(Work required) Gather up the lines that contain "bars".

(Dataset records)
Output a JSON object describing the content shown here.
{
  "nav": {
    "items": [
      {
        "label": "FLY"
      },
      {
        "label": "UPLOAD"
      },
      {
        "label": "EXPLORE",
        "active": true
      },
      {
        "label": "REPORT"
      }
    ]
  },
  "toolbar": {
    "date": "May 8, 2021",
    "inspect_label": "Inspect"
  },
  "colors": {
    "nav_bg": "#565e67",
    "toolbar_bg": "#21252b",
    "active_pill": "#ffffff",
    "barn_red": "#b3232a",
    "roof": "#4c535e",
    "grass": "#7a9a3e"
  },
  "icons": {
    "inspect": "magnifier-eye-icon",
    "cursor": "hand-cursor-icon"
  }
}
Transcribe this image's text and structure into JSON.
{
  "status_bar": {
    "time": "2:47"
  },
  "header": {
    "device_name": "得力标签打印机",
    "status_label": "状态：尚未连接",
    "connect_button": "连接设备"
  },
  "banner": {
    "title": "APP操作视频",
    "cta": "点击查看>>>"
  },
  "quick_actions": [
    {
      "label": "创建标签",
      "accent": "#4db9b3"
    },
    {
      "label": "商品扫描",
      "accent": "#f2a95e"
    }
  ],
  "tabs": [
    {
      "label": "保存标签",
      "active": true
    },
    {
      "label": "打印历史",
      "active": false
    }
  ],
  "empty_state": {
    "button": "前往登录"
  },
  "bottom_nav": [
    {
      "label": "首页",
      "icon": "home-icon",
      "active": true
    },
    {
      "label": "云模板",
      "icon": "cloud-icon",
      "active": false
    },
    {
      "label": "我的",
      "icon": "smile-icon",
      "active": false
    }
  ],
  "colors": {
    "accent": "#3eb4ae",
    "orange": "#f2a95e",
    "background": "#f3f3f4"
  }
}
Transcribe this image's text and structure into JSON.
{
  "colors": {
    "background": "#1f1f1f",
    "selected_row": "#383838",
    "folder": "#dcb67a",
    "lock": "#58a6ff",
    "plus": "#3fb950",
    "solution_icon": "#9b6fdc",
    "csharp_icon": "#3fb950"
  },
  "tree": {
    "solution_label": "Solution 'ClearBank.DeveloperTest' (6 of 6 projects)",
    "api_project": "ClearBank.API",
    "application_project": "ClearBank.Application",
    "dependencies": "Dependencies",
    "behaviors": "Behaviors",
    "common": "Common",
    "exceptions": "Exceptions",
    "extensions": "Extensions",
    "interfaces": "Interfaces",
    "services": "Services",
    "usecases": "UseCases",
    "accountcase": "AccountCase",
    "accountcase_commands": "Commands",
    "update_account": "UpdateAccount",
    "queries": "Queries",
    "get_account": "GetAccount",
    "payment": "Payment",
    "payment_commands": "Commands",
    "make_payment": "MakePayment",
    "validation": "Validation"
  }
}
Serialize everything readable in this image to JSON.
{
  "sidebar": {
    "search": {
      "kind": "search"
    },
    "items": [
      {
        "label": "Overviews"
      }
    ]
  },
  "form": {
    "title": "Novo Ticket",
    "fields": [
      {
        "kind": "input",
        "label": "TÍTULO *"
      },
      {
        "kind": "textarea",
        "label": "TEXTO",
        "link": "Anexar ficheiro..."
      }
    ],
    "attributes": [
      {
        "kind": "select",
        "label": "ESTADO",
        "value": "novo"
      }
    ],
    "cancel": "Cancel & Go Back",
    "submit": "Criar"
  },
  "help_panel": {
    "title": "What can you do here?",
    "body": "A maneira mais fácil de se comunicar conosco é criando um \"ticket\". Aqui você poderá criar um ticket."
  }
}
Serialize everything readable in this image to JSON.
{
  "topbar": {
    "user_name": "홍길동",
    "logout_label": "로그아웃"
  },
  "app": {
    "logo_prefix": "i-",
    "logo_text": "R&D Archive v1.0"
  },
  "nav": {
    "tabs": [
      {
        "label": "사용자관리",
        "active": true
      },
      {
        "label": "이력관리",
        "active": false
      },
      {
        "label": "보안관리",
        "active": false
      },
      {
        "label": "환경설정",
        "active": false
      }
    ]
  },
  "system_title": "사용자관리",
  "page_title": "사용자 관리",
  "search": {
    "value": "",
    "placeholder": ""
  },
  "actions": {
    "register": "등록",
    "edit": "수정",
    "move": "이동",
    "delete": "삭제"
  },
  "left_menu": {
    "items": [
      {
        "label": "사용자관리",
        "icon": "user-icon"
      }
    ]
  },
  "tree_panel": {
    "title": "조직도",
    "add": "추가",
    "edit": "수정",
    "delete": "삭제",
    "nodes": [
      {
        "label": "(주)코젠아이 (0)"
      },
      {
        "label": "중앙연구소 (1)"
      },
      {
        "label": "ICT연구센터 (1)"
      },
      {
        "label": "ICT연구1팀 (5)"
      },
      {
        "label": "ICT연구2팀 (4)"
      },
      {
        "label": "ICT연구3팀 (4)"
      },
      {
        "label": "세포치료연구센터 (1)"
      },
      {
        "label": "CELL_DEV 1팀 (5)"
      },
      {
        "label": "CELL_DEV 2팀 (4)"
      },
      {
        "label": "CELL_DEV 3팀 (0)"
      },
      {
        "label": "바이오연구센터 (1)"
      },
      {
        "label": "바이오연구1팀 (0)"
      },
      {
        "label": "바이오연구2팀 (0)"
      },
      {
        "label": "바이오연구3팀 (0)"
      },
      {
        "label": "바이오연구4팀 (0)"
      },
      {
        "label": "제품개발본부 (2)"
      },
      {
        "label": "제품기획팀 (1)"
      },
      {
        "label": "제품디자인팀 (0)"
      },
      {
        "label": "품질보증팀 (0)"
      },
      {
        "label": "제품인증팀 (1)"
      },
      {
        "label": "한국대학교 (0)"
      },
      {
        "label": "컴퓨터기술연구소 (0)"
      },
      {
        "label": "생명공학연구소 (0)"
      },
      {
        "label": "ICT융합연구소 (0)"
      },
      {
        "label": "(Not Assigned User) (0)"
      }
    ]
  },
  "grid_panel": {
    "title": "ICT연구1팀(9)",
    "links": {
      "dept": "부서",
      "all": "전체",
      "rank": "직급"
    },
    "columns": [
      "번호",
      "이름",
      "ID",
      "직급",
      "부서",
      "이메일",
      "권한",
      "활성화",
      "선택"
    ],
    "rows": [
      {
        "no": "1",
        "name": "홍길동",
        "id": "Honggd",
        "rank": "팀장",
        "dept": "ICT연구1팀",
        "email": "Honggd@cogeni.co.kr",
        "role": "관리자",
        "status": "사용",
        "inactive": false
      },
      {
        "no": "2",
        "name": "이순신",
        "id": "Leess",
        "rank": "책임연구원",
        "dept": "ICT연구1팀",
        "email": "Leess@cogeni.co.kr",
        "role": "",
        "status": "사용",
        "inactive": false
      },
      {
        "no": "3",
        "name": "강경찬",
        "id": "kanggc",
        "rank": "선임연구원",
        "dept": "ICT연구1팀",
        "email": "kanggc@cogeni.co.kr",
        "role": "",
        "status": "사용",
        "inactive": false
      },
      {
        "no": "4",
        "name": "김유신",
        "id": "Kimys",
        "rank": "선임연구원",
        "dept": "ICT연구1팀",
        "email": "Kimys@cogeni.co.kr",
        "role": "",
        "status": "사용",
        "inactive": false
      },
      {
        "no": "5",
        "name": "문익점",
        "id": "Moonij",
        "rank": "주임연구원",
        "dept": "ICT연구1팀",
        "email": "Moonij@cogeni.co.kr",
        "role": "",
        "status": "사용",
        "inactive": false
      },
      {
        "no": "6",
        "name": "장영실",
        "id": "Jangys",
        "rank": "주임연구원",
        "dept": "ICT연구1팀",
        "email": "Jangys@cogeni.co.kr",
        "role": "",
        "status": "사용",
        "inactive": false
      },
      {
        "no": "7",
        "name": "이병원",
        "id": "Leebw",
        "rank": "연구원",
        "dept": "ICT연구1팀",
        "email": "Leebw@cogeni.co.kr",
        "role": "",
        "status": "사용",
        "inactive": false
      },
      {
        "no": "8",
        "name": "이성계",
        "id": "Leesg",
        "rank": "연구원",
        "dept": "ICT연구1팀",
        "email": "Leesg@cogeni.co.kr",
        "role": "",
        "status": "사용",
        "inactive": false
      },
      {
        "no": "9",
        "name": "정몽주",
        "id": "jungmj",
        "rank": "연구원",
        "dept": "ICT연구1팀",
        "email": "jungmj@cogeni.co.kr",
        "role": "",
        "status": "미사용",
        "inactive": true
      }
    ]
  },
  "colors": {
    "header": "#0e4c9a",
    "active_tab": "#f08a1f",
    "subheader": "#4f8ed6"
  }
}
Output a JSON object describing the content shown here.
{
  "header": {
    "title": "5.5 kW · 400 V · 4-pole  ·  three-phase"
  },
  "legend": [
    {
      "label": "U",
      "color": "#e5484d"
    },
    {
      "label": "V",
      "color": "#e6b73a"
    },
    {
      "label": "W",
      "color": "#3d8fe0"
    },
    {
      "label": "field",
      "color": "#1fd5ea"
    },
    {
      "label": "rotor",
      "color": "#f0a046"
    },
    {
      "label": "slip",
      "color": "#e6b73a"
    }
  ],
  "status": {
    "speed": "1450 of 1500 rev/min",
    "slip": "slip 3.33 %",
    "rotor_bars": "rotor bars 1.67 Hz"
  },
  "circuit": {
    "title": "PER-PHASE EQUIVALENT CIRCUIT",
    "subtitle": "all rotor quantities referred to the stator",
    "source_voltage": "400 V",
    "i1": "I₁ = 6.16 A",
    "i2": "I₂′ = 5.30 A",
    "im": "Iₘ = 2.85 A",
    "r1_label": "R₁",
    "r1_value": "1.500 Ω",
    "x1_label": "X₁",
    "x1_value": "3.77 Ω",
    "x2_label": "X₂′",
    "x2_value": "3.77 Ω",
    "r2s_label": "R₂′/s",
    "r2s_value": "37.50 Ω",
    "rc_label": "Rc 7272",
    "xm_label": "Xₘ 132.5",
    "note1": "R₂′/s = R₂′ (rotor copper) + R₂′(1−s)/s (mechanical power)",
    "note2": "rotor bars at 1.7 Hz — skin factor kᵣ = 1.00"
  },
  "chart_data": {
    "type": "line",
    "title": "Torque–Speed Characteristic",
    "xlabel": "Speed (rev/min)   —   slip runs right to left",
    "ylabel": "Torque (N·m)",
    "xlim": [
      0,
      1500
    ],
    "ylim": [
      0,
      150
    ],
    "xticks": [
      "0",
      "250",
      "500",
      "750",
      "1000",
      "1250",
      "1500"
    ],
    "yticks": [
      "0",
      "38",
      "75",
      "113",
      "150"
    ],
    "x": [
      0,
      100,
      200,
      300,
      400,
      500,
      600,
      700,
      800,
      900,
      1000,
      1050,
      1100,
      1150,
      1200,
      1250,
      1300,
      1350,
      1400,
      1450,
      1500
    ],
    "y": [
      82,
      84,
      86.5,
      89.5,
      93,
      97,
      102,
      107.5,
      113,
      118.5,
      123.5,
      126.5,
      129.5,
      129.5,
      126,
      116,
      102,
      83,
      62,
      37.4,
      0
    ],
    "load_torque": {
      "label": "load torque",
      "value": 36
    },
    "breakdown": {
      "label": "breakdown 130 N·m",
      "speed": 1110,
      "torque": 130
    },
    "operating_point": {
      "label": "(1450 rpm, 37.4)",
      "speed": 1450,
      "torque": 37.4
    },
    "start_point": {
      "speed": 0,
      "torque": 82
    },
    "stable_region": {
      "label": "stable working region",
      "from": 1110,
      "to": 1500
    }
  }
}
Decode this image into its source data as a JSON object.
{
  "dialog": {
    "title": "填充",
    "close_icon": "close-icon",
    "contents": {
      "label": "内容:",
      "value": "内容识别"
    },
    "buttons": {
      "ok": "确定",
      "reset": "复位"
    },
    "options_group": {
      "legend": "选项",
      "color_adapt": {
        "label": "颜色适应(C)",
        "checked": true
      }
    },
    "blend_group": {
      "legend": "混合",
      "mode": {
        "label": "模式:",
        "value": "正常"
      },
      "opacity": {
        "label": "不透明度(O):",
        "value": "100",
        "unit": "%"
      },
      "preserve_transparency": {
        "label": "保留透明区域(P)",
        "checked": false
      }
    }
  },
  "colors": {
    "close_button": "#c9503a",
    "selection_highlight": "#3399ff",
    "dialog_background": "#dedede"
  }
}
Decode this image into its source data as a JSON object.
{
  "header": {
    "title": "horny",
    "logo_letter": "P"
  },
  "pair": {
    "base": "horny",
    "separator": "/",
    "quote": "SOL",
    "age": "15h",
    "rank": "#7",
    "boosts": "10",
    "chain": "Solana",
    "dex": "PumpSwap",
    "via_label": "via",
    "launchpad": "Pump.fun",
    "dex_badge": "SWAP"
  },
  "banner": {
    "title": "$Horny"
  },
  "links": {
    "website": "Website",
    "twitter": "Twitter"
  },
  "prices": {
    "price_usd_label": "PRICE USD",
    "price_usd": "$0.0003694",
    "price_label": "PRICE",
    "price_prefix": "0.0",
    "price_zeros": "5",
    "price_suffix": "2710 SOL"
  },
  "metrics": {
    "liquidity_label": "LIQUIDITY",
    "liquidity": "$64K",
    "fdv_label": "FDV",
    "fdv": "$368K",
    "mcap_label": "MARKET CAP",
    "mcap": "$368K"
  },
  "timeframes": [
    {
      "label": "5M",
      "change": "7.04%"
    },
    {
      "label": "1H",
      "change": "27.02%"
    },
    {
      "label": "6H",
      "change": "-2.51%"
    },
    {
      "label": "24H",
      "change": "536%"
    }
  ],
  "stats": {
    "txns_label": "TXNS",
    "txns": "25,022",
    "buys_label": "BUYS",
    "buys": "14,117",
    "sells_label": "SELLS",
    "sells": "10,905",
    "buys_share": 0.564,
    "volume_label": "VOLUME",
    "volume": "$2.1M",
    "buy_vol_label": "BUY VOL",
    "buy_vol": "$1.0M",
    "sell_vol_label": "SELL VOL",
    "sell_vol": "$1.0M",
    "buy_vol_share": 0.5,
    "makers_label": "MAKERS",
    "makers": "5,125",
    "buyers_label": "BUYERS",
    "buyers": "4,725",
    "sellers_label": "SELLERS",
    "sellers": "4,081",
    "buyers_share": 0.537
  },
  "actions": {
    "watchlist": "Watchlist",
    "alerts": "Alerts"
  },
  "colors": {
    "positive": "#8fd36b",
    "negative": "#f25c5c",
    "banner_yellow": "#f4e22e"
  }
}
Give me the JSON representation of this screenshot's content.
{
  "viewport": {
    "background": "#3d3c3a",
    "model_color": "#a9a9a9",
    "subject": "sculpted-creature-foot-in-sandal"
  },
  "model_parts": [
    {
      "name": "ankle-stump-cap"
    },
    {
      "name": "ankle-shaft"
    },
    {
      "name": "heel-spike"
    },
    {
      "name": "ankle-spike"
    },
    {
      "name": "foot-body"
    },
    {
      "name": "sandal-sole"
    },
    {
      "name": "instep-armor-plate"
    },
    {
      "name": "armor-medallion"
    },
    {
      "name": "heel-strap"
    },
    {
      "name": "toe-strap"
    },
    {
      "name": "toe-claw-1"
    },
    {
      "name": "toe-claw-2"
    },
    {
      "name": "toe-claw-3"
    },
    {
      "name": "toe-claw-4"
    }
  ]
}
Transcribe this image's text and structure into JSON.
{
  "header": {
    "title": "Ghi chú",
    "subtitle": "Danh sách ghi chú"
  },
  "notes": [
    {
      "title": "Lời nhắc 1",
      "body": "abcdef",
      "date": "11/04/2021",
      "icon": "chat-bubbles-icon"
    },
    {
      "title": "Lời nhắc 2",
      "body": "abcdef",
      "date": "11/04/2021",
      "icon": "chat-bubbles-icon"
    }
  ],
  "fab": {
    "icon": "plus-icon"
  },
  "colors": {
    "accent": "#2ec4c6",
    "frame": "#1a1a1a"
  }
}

(Problem solution)
    "rotor_bars": "rotor bars 1.67 Hz"
    "note2": "rotor bars at 1.7 Hz — skin factor kᵣ = 1.00"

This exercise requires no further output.